§ **Short problem**
Wherever the word "Peter" appears in the entries, copy the whole line.

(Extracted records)
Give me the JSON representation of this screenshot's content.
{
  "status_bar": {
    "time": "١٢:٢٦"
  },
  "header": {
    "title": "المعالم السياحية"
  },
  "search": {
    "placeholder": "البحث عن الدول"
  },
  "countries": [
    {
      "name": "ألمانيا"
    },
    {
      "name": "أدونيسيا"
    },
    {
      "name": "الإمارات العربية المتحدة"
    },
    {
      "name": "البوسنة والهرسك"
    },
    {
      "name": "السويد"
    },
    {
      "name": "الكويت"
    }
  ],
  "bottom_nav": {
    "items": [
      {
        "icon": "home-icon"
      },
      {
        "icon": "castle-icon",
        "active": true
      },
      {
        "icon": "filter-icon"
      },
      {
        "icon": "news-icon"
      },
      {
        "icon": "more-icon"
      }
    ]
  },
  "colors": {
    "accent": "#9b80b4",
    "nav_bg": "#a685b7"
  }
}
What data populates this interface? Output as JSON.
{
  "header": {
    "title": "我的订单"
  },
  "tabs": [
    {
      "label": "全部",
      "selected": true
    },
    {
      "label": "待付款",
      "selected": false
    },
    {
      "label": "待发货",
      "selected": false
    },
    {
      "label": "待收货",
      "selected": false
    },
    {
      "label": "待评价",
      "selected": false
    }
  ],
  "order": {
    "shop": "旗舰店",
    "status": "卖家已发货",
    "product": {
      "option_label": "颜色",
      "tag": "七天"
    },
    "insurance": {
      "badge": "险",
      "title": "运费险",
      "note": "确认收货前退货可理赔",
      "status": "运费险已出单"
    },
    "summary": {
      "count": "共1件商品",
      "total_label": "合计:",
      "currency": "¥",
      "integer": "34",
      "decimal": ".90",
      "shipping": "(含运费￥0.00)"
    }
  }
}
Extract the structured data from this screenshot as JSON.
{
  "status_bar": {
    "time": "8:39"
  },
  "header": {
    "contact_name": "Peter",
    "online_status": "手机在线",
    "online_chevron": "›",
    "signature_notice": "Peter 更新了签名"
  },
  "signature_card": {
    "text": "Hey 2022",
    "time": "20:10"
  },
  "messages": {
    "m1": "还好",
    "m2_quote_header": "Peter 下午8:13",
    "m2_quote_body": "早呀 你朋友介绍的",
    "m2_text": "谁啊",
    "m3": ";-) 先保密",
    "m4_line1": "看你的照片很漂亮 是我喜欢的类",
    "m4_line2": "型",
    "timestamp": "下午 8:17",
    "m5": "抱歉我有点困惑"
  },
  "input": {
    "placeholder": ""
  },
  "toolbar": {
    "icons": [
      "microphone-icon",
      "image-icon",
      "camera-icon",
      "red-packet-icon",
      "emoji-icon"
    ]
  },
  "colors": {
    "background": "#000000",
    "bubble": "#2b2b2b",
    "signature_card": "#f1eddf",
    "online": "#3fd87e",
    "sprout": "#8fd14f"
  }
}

§ **Full answer**
    "contact_name": "Peter",
    "signature_notice": "Peter 更新了签名"
    "m2_quote_header": "Peter 下午8:13",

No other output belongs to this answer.